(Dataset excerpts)
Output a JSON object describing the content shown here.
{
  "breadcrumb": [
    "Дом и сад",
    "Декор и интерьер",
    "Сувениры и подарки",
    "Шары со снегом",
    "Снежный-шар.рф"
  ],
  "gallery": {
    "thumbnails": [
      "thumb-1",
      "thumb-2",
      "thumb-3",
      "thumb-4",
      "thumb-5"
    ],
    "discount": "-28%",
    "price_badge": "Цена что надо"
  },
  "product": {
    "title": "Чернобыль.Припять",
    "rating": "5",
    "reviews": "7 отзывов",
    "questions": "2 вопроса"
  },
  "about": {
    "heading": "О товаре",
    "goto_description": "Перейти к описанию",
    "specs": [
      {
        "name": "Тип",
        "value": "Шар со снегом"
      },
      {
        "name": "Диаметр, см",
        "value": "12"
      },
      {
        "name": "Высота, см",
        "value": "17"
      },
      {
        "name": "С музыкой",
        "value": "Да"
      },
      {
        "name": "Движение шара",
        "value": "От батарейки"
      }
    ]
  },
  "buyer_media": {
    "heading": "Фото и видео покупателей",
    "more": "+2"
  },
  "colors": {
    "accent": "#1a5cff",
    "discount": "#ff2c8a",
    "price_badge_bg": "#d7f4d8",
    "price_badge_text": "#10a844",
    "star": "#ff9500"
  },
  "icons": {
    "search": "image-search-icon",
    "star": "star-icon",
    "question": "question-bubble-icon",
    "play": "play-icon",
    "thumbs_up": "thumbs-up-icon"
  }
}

§ Description of the task
Select all lines in the listing above where the word "name" appears, and show them.

§ Result for this task
        "name": "Тип",
        "name": "Диаметр, см",
        "name": "Высота, см",
        "name": "С музыкой",
        "name": "Движение шара",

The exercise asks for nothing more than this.